Task statement - In the entries below, identify every line with the string "JSON" and copy it.

** start of Data for this task **

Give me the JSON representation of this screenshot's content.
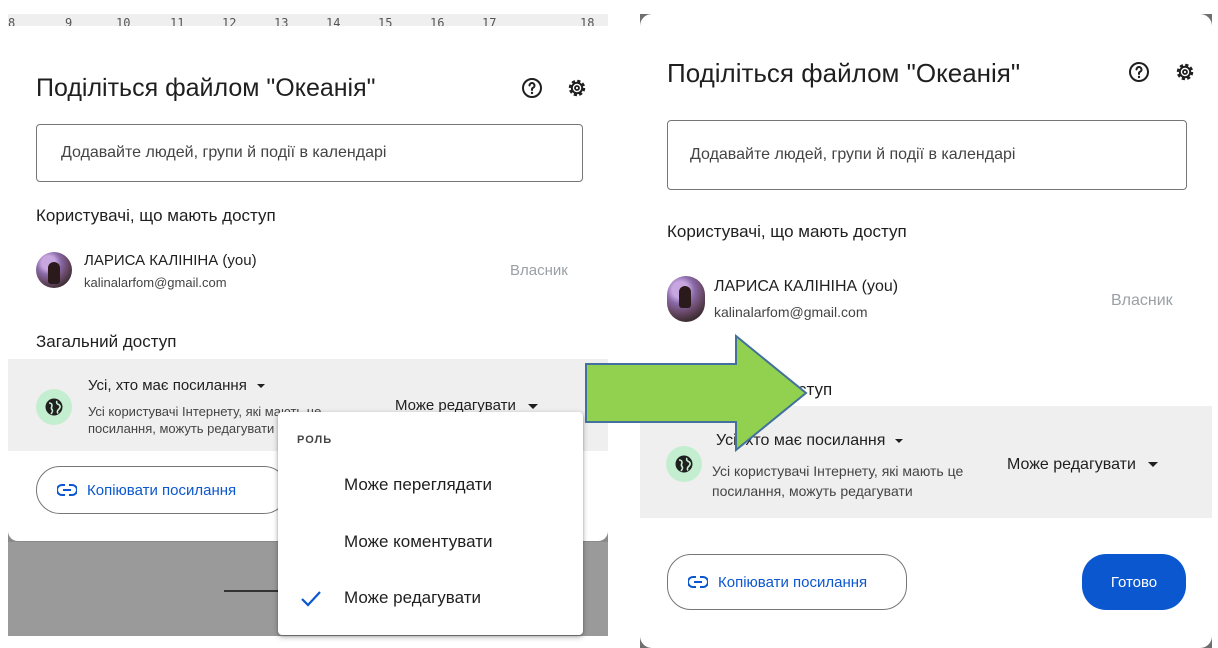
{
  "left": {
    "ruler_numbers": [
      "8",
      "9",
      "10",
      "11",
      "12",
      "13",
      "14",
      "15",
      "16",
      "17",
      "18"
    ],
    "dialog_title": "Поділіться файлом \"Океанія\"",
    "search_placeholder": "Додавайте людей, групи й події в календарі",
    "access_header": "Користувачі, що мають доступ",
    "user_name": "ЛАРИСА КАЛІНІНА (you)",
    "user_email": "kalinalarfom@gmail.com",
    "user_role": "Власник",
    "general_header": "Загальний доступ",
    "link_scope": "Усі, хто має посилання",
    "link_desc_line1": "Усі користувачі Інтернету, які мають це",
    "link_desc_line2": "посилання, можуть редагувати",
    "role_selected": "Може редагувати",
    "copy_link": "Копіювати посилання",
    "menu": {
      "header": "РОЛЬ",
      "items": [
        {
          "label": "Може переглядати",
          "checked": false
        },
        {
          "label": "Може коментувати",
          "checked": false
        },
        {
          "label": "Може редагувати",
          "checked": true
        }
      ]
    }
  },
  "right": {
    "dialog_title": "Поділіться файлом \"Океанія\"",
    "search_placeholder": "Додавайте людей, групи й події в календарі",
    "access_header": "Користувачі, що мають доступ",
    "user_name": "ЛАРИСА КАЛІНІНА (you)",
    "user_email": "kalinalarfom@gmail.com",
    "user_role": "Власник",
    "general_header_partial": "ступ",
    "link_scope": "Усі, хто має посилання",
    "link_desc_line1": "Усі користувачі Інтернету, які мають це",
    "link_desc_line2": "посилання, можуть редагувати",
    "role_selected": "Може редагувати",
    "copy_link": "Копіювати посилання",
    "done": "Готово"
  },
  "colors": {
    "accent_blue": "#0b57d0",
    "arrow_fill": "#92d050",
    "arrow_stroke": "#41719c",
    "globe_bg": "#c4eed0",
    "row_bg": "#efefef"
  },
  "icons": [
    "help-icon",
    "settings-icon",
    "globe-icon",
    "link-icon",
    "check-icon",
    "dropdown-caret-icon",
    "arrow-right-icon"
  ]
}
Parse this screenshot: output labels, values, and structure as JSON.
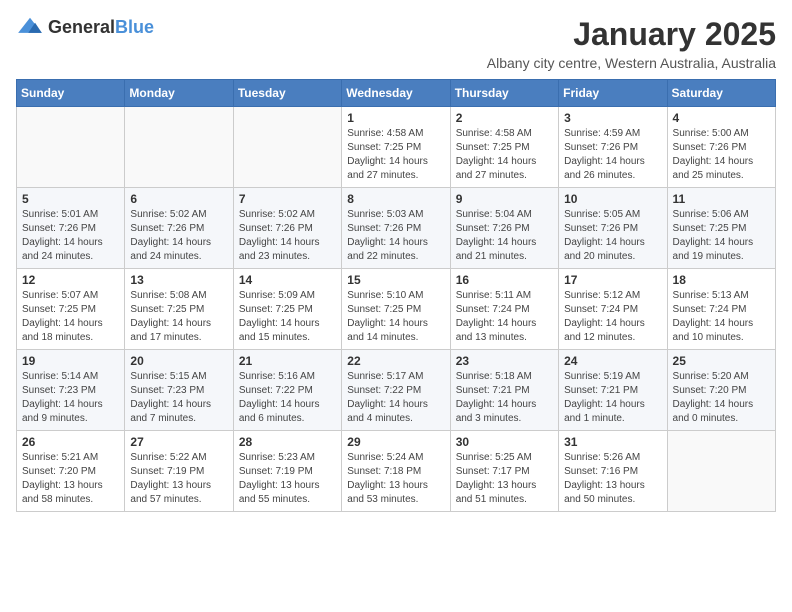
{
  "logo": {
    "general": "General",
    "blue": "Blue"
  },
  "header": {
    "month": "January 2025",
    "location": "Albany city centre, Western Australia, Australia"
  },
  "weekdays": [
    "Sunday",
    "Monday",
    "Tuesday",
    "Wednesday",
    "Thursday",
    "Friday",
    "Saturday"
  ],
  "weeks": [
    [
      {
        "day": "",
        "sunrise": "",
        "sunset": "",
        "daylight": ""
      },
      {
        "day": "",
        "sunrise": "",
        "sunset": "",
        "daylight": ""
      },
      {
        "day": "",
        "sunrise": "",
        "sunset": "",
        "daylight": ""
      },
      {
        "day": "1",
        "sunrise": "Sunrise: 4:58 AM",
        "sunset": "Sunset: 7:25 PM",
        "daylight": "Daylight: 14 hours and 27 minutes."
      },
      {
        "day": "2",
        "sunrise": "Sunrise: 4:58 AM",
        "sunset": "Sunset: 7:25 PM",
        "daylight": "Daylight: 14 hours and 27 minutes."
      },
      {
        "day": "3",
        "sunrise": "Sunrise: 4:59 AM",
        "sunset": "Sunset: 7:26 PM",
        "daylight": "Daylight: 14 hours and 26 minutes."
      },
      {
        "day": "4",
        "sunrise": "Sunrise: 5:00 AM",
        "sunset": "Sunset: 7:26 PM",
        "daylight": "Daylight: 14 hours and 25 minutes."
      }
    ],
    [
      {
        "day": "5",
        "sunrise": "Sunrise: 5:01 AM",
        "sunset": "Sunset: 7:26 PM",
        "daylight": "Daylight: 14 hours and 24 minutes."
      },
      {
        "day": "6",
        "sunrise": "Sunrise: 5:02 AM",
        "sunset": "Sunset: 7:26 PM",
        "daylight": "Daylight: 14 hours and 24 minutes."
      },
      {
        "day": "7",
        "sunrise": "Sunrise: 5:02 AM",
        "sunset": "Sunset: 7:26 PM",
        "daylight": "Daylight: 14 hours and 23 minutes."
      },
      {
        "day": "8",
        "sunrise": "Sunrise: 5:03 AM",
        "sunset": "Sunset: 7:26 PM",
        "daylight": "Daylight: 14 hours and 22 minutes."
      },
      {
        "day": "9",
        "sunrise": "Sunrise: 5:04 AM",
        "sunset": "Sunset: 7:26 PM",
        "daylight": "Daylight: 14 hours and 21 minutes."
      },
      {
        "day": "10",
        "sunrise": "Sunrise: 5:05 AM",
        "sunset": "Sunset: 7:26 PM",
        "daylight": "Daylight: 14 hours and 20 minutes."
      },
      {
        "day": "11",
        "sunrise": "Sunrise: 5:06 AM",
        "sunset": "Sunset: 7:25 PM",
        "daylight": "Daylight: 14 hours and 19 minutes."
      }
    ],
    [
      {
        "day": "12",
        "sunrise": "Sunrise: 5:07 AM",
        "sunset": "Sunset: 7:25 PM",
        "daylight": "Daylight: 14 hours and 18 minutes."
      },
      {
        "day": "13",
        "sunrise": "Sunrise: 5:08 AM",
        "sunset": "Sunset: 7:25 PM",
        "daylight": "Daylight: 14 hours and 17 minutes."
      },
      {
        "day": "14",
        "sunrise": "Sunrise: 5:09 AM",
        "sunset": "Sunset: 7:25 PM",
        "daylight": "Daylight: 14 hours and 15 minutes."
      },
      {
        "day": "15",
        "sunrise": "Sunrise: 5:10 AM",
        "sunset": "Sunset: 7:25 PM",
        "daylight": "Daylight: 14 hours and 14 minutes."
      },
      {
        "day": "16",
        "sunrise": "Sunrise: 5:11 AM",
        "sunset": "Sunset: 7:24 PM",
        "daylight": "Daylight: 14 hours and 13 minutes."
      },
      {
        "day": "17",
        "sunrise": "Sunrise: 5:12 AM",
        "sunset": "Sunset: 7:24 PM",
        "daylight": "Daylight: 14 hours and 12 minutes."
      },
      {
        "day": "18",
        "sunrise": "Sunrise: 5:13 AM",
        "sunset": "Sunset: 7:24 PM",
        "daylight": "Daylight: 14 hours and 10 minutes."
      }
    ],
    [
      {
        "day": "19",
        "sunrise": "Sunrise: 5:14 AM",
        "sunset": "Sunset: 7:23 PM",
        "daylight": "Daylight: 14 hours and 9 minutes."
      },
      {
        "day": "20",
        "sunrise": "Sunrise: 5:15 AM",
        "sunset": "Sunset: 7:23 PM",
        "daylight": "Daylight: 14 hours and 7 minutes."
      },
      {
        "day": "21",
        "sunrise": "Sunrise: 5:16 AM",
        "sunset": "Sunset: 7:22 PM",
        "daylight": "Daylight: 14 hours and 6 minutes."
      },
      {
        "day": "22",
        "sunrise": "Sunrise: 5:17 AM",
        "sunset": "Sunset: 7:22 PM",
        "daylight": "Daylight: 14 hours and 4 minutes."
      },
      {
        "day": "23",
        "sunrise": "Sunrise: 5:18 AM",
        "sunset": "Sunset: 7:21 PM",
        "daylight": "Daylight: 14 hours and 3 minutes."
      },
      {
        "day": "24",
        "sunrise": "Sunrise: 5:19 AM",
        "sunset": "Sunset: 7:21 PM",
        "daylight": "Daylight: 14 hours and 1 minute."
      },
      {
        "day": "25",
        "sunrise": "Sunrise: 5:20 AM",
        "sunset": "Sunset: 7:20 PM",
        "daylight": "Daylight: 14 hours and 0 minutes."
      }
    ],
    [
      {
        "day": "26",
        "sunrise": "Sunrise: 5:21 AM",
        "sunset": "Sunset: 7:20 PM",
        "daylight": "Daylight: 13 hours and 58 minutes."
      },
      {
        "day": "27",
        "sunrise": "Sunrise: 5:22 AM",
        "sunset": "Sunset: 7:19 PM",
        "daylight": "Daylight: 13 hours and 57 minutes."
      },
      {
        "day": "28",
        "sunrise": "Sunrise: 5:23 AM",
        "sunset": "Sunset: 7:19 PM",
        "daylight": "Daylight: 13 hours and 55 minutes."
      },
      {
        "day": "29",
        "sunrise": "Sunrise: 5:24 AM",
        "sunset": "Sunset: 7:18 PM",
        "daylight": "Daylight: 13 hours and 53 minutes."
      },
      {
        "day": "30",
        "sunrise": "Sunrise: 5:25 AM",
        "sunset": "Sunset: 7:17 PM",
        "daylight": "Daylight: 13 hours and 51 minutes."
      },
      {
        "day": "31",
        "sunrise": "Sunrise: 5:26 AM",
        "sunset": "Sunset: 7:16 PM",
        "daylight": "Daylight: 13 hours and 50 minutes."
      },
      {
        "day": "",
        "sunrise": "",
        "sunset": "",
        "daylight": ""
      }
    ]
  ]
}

** end of Data for this task **

Task output -
Give me the JSON representation of this screenshot's content.
Parse this screenshot: output labels, values, and structure as JSON.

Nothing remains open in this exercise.